Exercise task 1 -
Copy the rows word for word, from their first line up to and including the line with "apps-grid-icon[interactable]: [2192, 20, 2210, 38]".

Text to read -
──────

In this question, we are given 2 different strings, let's call it source and target. We are allowed to perform following operations for any times to source string:

  • Insert a new character (E.g.: abc -> abxc)
  • Delete a character (E.g.: abc -> ac)
  • Change a character (E.g.: abc -> anc)

Now ask, what's the minimum steps we need to perform on source to make source == target.

E.g.:

When source: abcdmabcd; target: abcdabcd. We only need to delete m in source, so the number of step we take is 1. When source: abc; target: abcabc. We need to add a, b, c respectively at the end, so the number of steps we take are 3.

For convenience, we use:

  • $D(a,b)$ to denote the distance between two string $a$ and $b$.
  • $L(a)$ to denote the length (number of characters) of string $a$.
  • $a[l:r]$ to denote a sub-string of string $a$ with 1-indexed subscript. (E.g.: $a="abcd", a[1:3]="abc"$. Also we use negative numbers to represent the index that start counting from the end, e.g.: $a="abcd", a[1:-2]="abc"$, also we could say $a=a[1:-1]$)

──────

Data listing -
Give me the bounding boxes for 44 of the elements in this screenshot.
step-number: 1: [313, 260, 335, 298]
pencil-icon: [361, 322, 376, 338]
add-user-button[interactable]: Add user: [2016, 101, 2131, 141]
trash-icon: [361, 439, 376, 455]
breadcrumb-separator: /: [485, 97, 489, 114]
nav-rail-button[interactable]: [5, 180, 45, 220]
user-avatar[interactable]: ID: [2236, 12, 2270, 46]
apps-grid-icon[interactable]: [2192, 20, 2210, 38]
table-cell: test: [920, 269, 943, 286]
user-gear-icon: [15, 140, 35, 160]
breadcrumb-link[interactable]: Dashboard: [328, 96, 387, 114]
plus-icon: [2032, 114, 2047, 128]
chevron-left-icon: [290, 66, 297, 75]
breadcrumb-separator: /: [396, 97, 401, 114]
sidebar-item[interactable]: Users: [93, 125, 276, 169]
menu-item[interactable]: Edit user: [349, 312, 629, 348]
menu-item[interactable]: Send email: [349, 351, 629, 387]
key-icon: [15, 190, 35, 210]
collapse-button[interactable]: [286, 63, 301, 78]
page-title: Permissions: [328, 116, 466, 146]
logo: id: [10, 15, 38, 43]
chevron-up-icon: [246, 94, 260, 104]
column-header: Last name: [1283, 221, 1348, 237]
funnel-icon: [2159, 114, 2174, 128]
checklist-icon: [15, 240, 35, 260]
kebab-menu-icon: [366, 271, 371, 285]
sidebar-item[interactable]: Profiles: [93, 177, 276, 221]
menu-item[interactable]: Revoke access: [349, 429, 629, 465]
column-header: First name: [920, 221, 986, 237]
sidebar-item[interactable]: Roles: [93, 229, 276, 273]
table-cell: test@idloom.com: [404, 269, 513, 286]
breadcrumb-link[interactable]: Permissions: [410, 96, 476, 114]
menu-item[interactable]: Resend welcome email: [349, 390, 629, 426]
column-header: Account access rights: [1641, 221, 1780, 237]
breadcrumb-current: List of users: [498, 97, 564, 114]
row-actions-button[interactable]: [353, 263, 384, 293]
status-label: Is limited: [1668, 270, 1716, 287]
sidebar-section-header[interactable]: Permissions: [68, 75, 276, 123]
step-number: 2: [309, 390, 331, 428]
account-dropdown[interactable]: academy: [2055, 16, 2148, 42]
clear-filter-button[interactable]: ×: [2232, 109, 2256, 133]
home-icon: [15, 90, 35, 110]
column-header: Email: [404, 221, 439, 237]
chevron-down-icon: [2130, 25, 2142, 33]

──────

Exercise task 2 -
Write out the whole text on the edit distance between two strings word for word.

Written solution 1 -
Give me the bounding boxes for 44 of the elements in this screenshot.
step-number: 1: [313, 260, 335, 298]
pencil-icon: [361, 322, 376, 338]
add-user-button[interactable]: Add user: [2016, 101, 2131, 141]
trash-icon: [361, 439, 376, 455]
breadcrumb-separator: /: [485, 97, 489, 114]
nav-rail-button[interactable]: [5, 180, 45, 220]
user-avatar[interactable]: ID: [2236, 12, 2270, 46]
apps-grid-icon[interactable]: [2192, 20, 2210, 38]

Written solution 2 -
In this question, we are given 2 different strings, let's call it source and target. We are allowed to perform following operations for any times to source string:

  • Insert a new character (E.g.: abc -> abxc)
  • Delete a character (E.g.: abc -> ac)
  • Change a character (E.g.: abc -> anc)

Now ask, what's the minimum steps we need to perform on source to make source == target.

E.g.:

When source: abcdmabcd; target: abcdabcd. We only need to delete m in source, so the number of step we take is 1. When source: abc; target: abcabc. We need to add a, b, c respectively at the end, so the number of steps we take are 3.

For convenience, we use:

  • $D(a,b)$ to denote the distance between two string $a$ and $b$.
  • $L(a)$ to denote the length (number of characters) of string $a$.
  • $a[l:r]$ to denote a sub-string of string $a$ with 1-indexed subscript. (E.g.: $a="abcd", a[1:3]="abc"$. Also we use negative numbers to represent the index that start counting from the end, e.g.: $a="abcd", a[1:-2]="abc"$, also we could say $a=a[1:-1]$)